■ Раздел документа:
┌──

Литература и революция

Да, в советское время это была расхожая, дежурная тема исследований и разглагольствований, во многом пустопорожних. Однако предмет не был выдуманным – произошла в 1917 году в России грандиозная революция (хоть и назови вторую ее фазу октябрьским переворотом), и событие это, равно как и последовавший десятилетний период нового жизнеустроения, получило масштабное и многостороннее отображение в прозе 20-х годов. Несмотря на то что раннесоветская литература была вовсе не свободна от цензуры и идеологического давления, невозможно оспаривать, что в ту пору были созданы яркие произведения на тему революции и послереволюционного переустройства. Достаточно назвать имена авторов: Пильняк и Бабель, Ал. Толстой и Булгаков, Артем Веселый и Леонов, Вс. Иванов и Платонов, Эренбург и Зощенко. В их произведениях ревели ветры времени, радикально менялся жизненный пейзаж, героев погребало под обломками рушащегося мира или возносило на невероятные вершины… И это не говоря о прозе, созданной писателями-эмигрантами.

В России 90-х годов прошлого века тоже совершилась революция, пусть и с обратным социальным знаком, пусть и куда менее кровопролитная. Но масштаб изменений – вполне сопоставим.

└──

■ Материал для изучения:
┌──

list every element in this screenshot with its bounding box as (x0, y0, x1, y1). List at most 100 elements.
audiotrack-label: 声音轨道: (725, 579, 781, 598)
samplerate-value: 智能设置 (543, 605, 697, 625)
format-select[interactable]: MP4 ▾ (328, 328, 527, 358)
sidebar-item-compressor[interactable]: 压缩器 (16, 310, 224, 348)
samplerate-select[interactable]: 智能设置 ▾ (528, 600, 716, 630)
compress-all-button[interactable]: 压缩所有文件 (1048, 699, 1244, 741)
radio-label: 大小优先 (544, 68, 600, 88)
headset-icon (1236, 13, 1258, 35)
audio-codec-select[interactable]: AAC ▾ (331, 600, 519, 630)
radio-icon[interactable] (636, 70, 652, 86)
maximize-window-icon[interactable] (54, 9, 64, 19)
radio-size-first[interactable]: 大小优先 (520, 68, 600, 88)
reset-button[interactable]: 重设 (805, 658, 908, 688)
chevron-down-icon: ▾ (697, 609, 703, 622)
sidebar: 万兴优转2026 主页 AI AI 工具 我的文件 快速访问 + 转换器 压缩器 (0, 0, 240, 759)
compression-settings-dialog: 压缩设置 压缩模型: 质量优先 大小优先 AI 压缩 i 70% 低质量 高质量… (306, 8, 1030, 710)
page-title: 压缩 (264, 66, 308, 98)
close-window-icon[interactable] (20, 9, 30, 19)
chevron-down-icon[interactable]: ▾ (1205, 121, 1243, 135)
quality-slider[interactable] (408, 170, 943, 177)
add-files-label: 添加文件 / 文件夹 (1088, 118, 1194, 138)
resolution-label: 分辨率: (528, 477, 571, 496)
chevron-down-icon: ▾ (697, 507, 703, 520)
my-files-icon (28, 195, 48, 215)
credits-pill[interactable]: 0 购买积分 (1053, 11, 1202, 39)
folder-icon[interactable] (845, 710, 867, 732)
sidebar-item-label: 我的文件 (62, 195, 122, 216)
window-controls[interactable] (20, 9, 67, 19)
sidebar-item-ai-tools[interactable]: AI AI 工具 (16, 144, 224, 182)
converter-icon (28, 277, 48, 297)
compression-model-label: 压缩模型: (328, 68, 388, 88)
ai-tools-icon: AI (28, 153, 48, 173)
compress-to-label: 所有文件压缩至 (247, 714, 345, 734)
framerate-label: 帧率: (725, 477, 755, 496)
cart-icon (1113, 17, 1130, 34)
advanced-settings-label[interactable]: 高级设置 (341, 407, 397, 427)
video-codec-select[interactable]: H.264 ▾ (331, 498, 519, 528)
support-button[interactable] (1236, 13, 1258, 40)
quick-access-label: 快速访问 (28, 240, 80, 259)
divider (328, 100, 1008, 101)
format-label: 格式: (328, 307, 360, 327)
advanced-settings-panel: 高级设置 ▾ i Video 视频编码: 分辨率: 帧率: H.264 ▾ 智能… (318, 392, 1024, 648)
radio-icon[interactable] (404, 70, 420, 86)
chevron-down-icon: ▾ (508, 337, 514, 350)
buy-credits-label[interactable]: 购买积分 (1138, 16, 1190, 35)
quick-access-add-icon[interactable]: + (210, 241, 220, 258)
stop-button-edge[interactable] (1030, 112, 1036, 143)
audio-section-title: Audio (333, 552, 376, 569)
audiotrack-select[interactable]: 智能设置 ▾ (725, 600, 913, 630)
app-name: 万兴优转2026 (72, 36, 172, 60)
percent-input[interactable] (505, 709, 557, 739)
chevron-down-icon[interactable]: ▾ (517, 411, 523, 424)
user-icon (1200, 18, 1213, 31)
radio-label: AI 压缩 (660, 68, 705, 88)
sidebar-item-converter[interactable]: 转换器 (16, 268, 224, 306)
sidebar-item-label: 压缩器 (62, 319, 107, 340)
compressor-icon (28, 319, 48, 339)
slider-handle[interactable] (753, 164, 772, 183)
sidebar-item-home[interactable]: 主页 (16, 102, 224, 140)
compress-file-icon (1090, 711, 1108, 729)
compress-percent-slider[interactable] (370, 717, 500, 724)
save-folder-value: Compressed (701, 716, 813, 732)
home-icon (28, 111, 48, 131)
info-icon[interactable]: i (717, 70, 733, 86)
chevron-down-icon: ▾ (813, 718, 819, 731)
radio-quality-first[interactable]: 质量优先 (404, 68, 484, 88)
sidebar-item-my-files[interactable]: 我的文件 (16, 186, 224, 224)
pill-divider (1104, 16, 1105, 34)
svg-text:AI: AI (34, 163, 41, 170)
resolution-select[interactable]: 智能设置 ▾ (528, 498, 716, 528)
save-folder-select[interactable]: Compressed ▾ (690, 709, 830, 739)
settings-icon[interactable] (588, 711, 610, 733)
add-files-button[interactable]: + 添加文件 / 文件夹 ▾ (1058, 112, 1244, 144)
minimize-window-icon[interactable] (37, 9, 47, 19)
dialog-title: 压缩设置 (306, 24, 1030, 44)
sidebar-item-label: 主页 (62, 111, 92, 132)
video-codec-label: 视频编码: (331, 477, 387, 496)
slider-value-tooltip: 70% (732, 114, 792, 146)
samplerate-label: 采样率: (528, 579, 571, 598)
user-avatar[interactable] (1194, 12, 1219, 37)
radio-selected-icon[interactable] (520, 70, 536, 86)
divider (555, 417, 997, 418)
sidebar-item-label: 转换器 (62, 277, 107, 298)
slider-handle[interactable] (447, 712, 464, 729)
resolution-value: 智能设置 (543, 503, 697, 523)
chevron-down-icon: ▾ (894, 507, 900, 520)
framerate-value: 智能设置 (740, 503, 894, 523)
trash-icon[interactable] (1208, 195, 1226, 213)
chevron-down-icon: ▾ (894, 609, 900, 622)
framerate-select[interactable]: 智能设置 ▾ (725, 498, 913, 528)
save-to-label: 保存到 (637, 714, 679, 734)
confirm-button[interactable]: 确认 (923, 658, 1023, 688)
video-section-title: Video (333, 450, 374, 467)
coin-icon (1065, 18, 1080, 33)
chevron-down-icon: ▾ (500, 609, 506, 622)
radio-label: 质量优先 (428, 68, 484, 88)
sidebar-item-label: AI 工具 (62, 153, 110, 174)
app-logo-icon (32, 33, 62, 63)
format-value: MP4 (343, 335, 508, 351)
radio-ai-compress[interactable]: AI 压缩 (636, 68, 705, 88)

└──

■ Что нужно сделать:
1 > Перепишите без изменений ту часть текста о литературе и революции, которая открывается словами «В России 90-х» и завершается словами «изменений – вполне сопоставим.».
2 > Напишите следующую часть текста о литературе и революции, начав сразу после его последнего предложения.

■ Ответы:
1 >
В России 90-х годов прошлого века тоже совершилась революция, пусть и с обратным социальным знаком, пусть и куда менее кровопролитная. Но масштаб изменений – вполне сопоставим.

2 >
В стране произошла почти мгновенная по историческим понятиям, почти магическая смена – не просто декораций, а всего жизненного уклада. Как это пелось в старой советской песне? «За годы сделаны дела столетий». Семидесятилетняя советская цивилизация, связанный с ней жизненный порядок, система ценностей и приоритетов, матрицы мышления и поведения – все рухнуло в одночасье. Исчезли идеократическая властная система и планово-командная экономика, воцарились свобода слова и гражданские права, вожделенный рынок оказался на пороге.

Ну, а что же литература? Сумела ли она соответствовать размаху событий и перемен? Оказалась ли она в этом смысле хотя бы на уровне достижений и открытий раннесоветской прозы? Ведь климат, атмосфера были, казалось, несравненно более благоприятными – страна и общество выходили на широкую либерально-рыночную дорогу, а авторы могли наслаждаться долгожданной свободой самовыражения!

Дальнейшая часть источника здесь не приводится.